## Start Document passage
Liz met me for lunch today, and we shared a chicken-fried steak meal at Chili’s. It’s the first food I’ve eaten since A. died that actually tasted good to me, and it’s the first full meal Liz has eaten in that time period as well. That indicates that we’re moving through the initial stages of the grief and finding some pleasures in life again.

I’ve felt a little guilty, like maybe I am cold or something, because I haven’t reacted with the major outrushings of grief that Liz and Mom have. Don’t get me wrong; I have wept and sobbed over A.’s death. I never quite know when it’s going to hit me. I can be watching “Charlie and the Chocolate Factory” and start bawling. But except for those moments, and except for when I’m listening to J. or Liz or my husband talk about A.’s life and death, I have remained pretty calm. Perhaps it’s partly because I can recognize that A. never “fit” into this world, and now she’s somewhere that she can, I pray, find in death the peace that escaped her in life. I don’t know for sure why I’m feeling this calmness, but I’m grateful for it.

Sometime in October, I made the decision to quit watching R-rated movies. I went years where I never even thought to watch one, but I started watching them around ’99 or 2000. I kept insisting that it didn’t affect me, and I was careful in what I watched, but that’s not true. They did affect me, and I can see it all the more clearly now that I no longer watch them. I started to watch a movie the other night that had been described as a very funny and enjoyable movie, but had to turn it off after about 15 minutes because it was just disgusting. I didn’t find any humor in the sexual innuendos, particularly some that were pedophilic (is that even a word?) in nature. I don’t know that I would have even paid those things any heed before. So yes, they did affect me in a way that I am not comfortable with. I’m glad they’re not in my life anymore.
## End Document passage
→ **Do this**: Please update the journal entry between "Sometime in October, I" and "my life anymore.", inclusive, replacing "R-rated movies" with "horror films".
## Start Information supplied
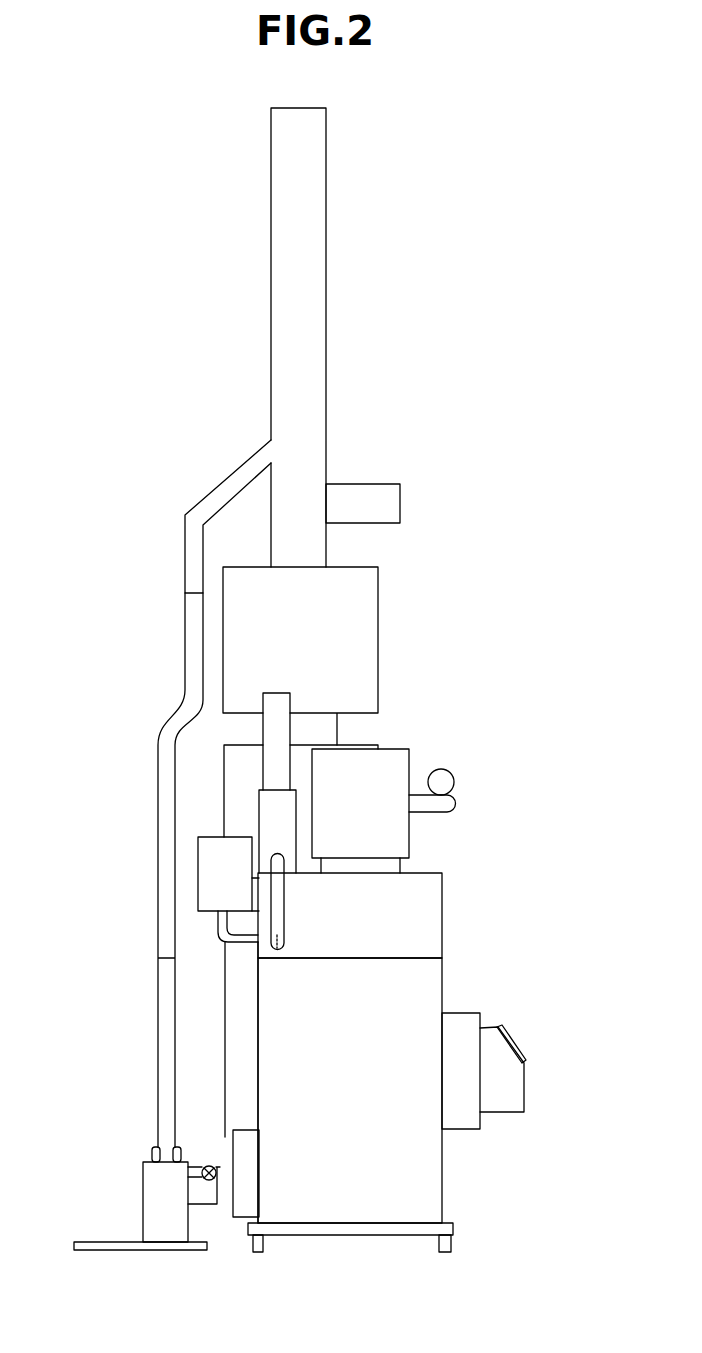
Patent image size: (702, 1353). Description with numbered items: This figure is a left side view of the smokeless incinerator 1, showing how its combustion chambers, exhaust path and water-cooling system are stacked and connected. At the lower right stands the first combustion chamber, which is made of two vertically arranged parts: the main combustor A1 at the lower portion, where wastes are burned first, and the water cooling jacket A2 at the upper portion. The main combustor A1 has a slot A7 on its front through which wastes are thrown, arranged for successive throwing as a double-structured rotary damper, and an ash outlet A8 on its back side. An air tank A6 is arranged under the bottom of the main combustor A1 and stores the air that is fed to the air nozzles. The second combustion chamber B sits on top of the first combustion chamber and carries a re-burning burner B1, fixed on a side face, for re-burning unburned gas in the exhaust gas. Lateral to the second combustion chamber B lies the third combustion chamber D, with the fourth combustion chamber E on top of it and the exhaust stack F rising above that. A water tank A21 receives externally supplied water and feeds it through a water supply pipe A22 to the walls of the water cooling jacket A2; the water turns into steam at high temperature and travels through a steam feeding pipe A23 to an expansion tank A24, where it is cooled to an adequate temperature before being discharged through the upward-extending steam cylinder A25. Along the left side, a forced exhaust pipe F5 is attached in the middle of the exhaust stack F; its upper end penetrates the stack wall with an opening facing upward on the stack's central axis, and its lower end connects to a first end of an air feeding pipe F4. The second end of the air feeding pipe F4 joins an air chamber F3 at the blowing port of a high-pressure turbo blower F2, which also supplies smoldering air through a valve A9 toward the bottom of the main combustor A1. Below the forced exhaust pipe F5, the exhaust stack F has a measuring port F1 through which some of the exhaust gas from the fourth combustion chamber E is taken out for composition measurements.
## End Information supplied
→ **Solution for this task**:
Sometime in October, I made the decision to quit watching horror films. I went years where I never even thought to watch one, but I started watching them around ’99 or 2000. I kept insisting that it didn’t affect me, and I was careful in what I watched, but that’s not true. They did affect me, and I can see it all the more clearly now that I no longer watch them. I started to watch a movie the other night that had been described as a very funny and enjoyable movie, but had to turn it off after about 15 minutes because it was just disgusting. I didn’t find any humor in the sexual innuendos, particularly some that were pedophilic (is that even a word?) in nature. I don’t know that I would have even paid those things any heed before. So yes, they did affect me in a way that I am not comfortable with. I’m glad they’re not in my life anymore.